» **EXERCISE PROMPT**
What follows is a set of entries. Give them again exactly, without the pictures.

— BEGIN SUPPLIED INFORMATION —

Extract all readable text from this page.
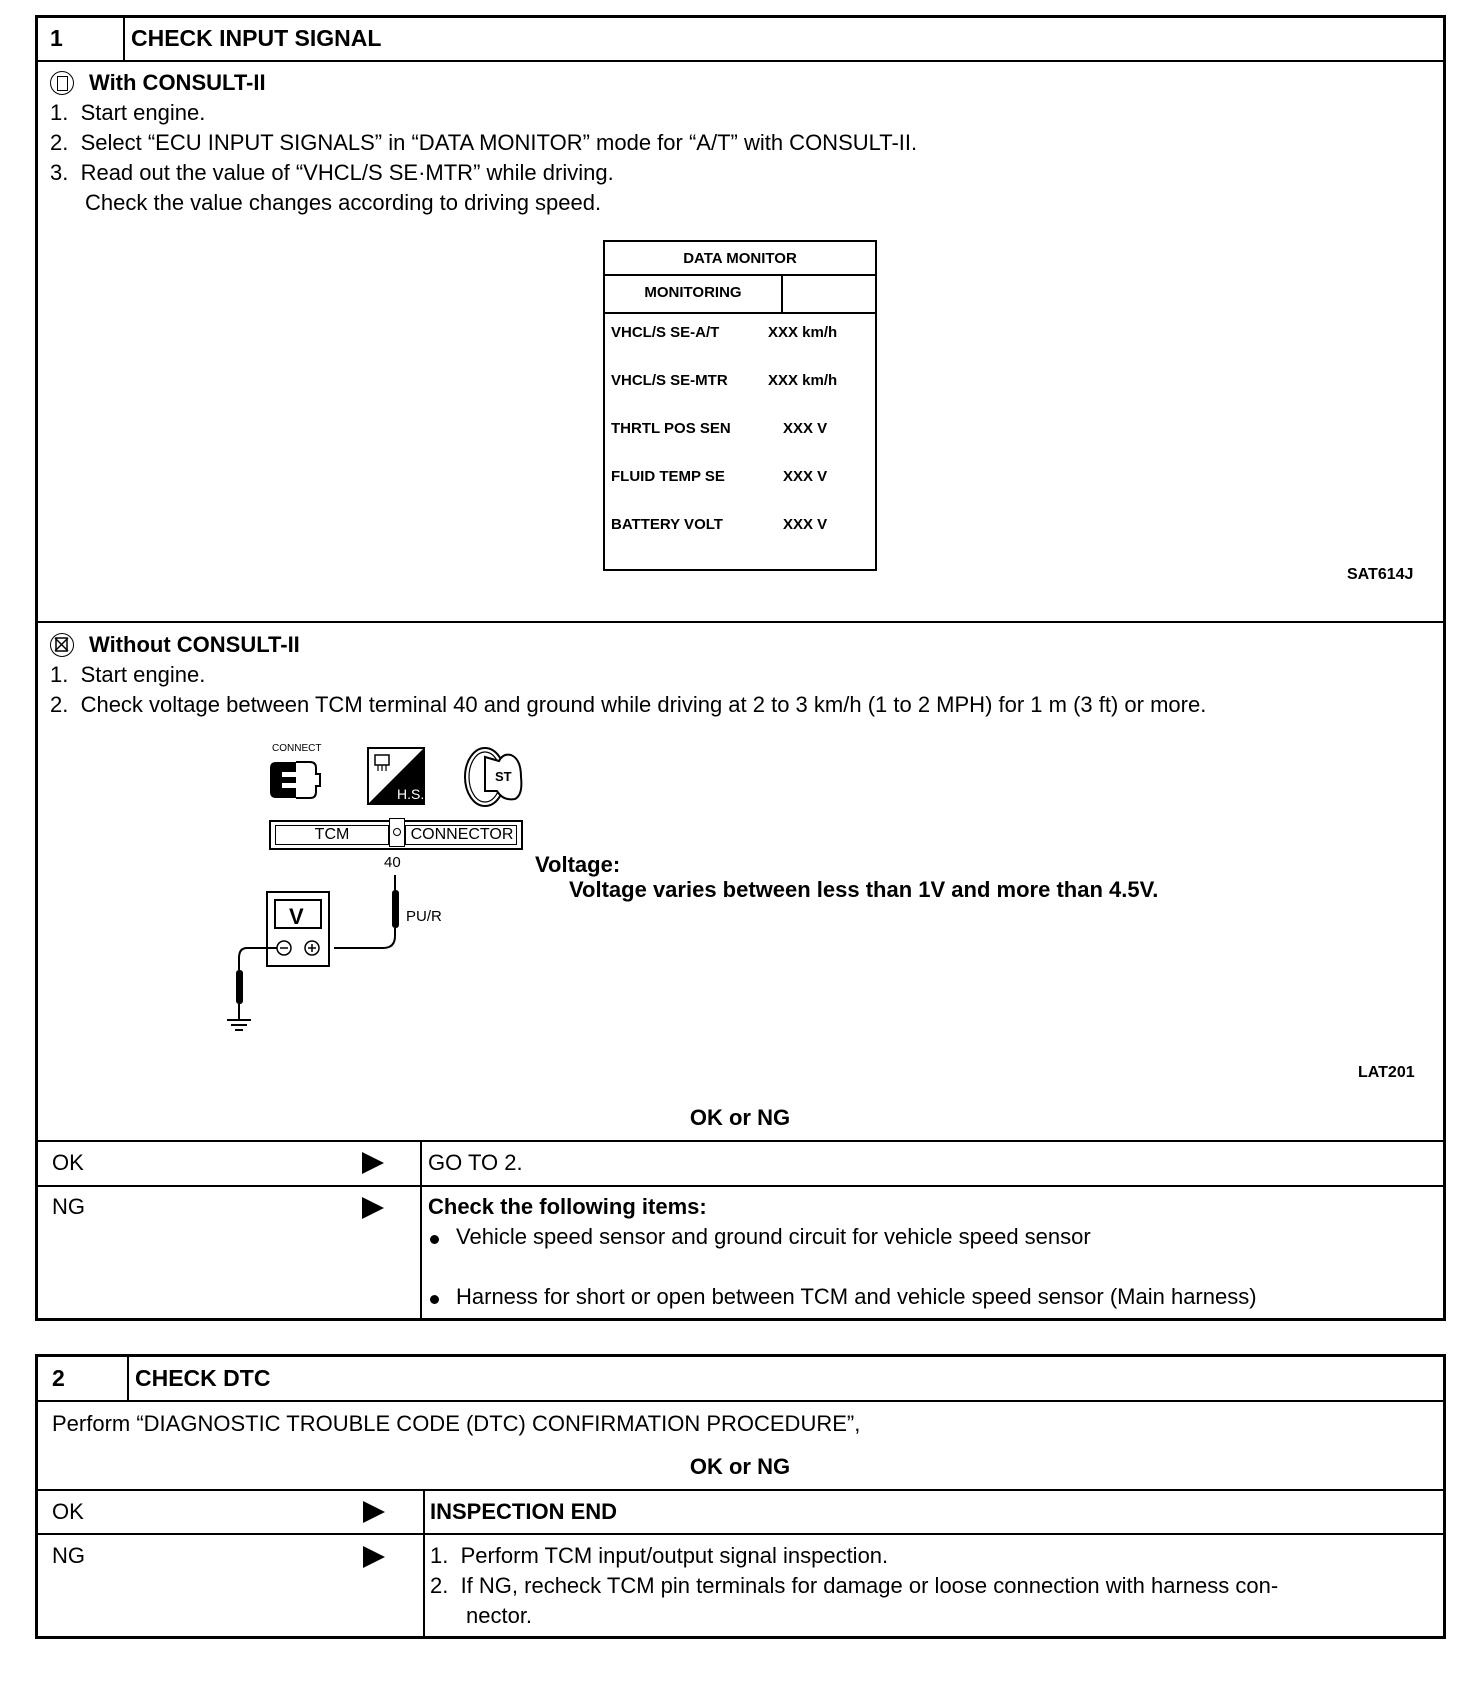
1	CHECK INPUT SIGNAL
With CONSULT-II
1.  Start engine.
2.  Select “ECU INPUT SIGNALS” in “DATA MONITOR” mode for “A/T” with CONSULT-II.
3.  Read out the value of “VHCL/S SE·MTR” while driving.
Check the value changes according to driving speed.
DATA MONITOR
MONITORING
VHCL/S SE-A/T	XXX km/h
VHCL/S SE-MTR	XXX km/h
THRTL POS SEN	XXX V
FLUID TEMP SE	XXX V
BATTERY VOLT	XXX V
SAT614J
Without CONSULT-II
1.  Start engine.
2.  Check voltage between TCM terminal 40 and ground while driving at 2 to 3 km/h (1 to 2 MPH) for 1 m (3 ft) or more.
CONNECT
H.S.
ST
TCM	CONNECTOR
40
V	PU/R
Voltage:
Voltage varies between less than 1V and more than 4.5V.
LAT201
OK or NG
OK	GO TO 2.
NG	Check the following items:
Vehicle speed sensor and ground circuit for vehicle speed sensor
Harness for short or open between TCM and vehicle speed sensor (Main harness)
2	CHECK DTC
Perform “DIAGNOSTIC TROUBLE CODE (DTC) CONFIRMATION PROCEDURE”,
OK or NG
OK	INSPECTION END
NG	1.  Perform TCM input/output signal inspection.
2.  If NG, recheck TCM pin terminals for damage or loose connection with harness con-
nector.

— END SUPPLIED INFORMATION —

» **SOLUTION FOR THIS TASK**
Extract all readable text from this page.
1	CHECK INPUT SIGNAL
With CONSULT-II
1.  Start engine.
2.  Select “ECU INPUT SIGNALS” in “DATA MONITOR” mode for “A/T” with CONSULT-II.
3.  Read out the value of “VHCL/S SE·MTR” while driving.
Check the value changes according to driving speed.
DATA MONITOR
MONITORING
VHCL/S SE-A/T	XXX km/h
VHCL/S SE-MTR	XXX km/h
THRTL POS SEN	XXX V
FLUID TEMP SE	XXX V
BATTERY VOLT	XXX V
SAT614J
Without CONSULT-II
1.  Start engine.
2.  Check voltage between TCM terminal 40 and ground while driving at 2 to 3 km/h (1 to 2 MPH) for 1 m (3 ft) or more.
CONNECT
H.S.
ST
TCM	CONNECTOR
40
V	PU/R
Voltage:
Voltage varies between less than 1V and more than 4.5V.
LAT201
OK or NG
OK	GO TO 2.
NG	Check the following items:
Vehicle speed sensor and ground circuit for vehicle speed sensor
Harness for short or open between TCM and vehicle speed sensor (Main harness)
2	CHECK DTC
Perform “DIAGNOSTIC TROUBLE CODE (DTC) CONFIRMATION PROCEDURE”,
OK or NG
OK	INSPECTION END
NG	1.  Perform TCM input/output signal inspection.
2.  If NG, recheck TCM pin terminals for damage or loose connection with harness con-
nector.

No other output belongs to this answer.